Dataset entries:
+--

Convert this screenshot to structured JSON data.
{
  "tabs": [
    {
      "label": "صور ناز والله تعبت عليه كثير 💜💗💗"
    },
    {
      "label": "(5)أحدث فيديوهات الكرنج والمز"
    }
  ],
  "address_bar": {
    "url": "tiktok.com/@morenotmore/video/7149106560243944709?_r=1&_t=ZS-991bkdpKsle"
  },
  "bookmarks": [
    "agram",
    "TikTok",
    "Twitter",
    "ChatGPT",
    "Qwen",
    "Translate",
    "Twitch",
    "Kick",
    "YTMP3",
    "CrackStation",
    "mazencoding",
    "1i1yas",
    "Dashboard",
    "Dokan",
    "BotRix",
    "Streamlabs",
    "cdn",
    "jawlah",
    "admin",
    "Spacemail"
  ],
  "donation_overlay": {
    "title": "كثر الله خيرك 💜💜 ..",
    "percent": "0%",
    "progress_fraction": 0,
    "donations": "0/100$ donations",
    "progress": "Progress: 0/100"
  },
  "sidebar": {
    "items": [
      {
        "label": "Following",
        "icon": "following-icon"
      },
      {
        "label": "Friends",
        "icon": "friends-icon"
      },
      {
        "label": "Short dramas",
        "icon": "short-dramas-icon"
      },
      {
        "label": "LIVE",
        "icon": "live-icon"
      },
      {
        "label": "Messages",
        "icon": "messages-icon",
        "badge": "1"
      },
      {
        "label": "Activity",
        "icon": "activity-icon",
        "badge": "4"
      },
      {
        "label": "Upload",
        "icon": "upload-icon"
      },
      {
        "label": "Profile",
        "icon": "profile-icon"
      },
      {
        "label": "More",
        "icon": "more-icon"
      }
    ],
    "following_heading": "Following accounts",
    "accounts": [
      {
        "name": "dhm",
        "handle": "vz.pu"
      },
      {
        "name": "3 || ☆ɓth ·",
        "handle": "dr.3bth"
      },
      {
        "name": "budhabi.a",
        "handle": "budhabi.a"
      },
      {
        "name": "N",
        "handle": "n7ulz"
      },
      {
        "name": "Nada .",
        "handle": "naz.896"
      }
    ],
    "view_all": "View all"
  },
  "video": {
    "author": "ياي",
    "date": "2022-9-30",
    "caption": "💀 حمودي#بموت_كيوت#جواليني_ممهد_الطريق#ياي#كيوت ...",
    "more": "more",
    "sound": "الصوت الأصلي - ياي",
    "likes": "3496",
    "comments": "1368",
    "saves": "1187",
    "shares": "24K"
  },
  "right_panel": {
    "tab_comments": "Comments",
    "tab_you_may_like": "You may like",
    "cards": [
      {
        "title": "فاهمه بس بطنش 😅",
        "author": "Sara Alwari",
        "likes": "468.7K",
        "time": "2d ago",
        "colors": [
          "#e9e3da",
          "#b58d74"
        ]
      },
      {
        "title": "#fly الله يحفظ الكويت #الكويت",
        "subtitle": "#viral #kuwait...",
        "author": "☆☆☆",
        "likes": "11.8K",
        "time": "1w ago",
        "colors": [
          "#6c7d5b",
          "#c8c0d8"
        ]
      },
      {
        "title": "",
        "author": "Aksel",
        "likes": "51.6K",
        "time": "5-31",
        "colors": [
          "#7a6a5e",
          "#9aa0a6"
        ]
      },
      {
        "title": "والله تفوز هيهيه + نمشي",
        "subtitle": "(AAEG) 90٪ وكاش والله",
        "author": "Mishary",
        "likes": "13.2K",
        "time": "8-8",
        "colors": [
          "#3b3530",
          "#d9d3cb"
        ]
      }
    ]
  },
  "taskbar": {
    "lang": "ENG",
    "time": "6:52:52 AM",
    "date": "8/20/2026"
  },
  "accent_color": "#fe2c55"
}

+--

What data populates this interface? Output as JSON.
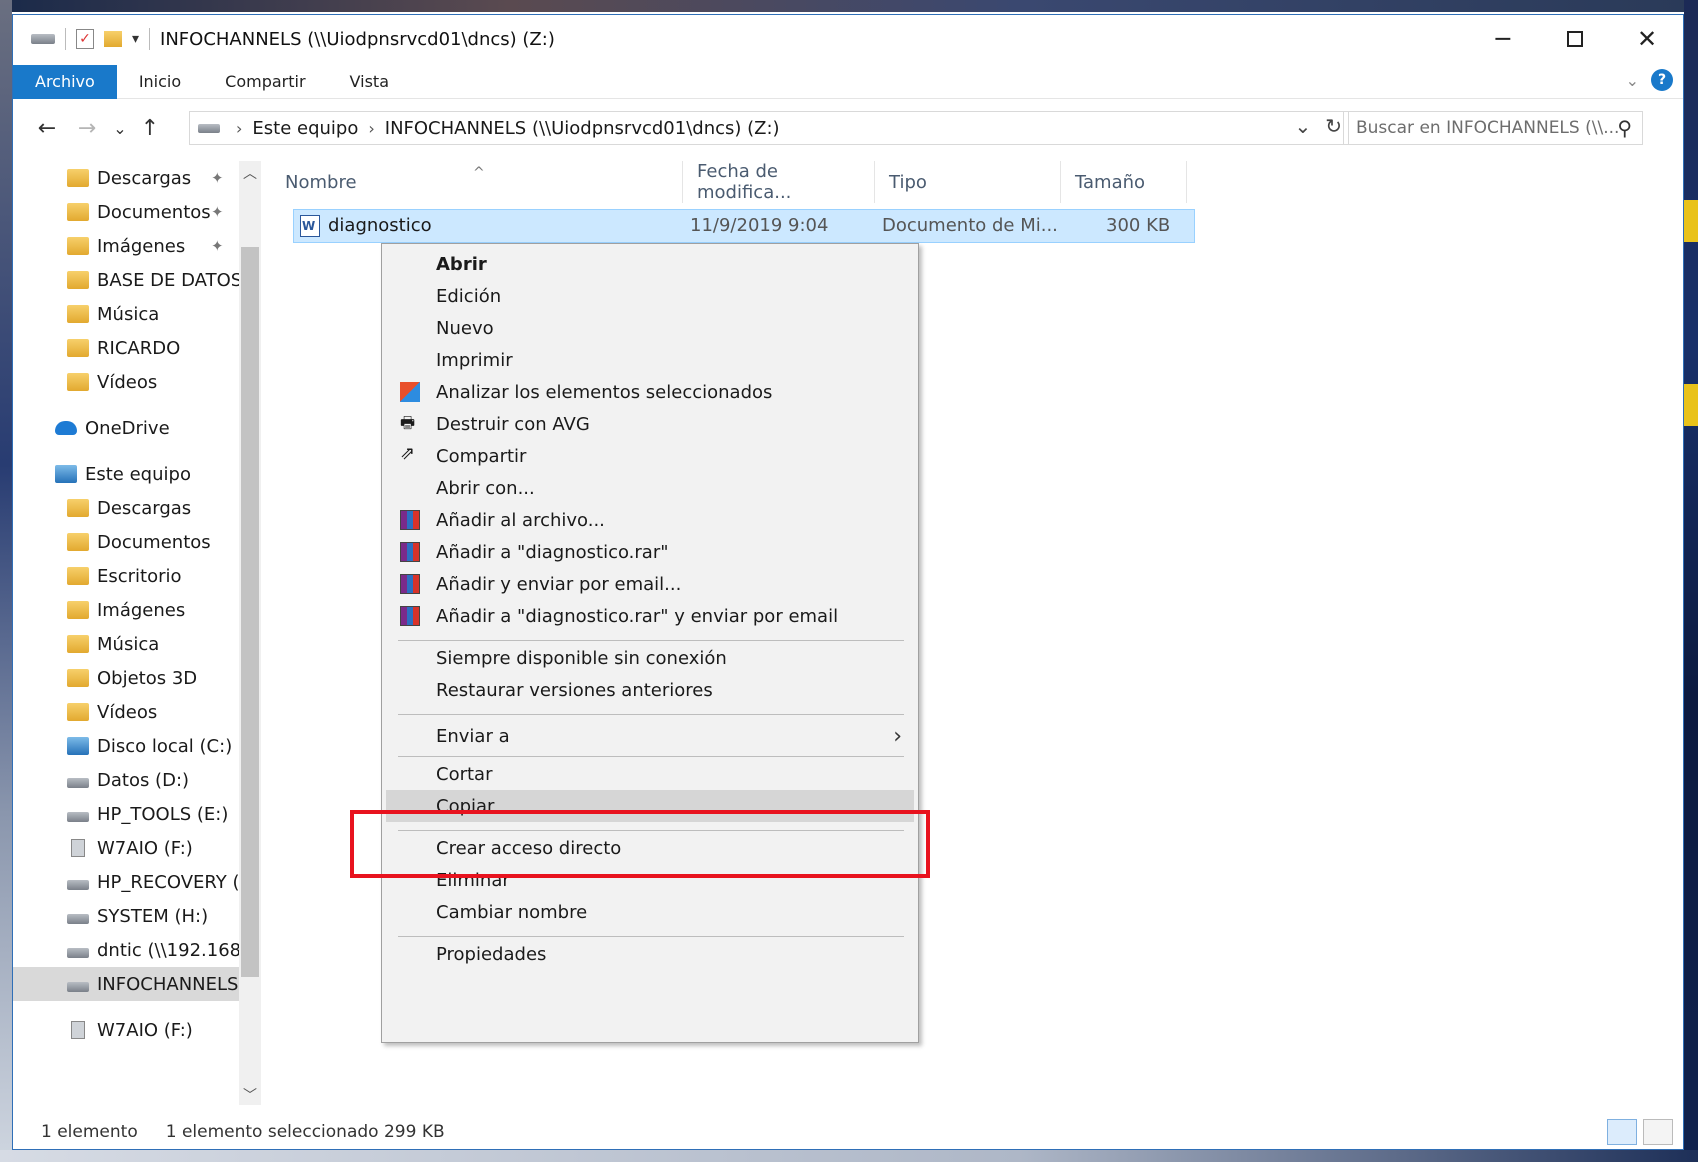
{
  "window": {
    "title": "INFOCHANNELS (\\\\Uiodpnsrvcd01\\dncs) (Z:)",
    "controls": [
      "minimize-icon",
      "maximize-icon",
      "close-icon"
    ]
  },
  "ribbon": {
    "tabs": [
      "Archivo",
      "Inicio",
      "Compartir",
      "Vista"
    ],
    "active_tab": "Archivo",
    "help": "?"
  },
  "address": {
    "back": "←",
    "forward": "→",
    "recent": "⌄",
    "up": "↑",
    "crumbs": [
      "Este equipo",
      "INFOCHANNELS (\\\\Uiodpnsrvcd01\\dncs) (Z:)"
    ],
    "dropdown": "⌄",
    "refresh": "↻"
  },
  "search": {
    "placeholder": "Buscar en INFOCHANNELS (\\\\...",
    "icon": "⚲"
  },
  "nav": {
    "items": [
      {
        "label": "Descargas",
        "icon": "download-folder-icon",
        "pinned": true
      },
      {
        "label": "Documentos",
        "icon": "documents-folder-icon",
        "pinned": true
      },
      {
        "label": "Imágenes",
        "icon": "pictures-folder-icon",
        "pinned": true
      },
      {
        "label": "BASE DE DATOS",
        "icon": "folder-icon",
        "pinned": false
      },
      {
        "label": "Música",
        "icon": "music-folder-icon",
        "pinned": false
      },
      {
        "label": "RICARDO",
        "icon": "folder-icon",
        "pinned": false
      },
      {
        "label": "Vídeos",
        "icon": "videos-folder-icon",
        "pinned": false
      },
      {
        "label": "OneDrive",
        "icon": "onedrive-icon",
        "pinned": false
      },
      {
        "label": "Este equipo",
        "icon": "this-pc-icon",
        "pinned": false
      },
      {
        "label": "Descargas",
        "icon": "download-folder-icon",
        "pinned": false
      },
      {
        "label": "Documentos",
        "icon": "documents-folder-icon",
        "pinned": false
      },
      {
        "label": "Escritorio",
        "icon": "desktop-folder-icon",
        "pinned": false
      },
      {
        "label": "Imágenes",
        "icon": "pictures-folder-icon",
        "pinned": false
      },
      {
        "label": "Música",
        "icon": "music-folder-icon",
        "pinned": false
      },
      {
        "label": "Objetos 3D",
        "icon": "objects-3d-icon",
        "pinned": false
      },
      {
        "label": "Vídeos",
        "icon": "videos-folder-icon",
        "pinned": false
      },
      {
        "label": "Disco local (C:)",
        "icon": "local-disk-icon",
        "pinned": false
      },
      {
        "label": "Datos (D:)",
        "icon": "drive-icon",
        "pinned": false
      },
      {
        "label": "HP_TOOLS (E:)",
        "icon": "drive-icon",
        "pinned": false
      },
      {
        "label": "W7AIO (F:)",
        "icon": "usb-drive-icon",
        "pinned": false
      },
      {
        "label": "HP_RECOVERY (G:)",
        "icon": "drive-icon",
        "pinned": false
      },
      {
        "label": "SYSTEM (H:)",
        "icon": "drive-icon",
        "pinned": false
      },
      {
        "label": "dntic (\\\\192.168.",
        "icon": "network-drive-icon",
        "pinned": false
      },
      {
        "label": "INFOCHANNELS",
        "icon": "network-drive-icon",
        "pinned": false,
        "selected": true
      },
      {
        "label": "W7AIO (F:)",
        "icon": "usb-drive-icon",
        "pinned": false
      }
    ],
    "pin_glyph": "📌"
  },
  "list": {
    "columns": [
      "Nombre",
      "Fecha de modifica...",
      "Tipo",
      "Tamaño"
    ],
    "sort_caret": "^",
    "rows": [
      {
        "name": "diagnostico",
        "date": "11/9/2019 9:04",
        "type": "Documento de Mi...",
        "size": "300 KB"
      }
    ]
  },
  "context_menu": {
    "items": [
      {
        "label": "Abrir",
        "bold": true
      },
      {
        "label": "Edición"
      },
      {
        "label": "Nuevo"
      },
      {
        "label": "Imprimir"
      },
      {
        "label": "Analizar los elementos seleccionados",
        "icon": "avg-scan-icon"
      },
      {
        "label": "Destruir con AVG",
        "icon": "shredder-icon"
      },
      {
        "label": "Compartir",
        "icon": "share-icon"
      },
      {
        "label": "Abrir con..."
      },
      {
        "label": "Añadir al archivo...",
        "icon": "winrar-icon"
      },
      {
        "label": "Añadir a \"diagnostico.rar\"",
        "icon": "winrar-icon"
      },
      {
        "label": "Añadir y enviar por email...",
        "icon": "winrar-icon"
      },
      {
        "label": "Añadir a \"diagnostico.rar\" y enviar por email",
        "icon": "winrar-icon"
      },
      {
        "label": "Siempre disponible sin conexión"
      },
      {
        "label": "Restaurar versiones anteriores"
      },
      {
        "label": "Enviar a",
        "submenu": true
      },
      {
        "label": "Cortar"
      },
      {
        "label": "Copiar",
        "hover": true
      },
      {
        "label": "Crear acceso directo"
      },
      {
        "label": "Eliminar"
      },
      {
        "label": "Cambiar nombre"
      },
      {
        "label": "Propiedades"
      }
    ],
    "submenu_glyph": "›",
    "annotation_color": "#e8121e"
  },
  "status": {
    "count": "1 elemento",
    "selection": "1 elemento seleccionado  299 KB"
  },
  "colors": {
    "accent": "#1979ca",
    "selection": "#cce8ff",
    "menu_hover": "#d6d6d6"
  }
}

+--

Task objective:
Scan the data above and copy each line containing the word "accounts".

Expected output:
    "following_heading": "Following accounts",
    "accounts": [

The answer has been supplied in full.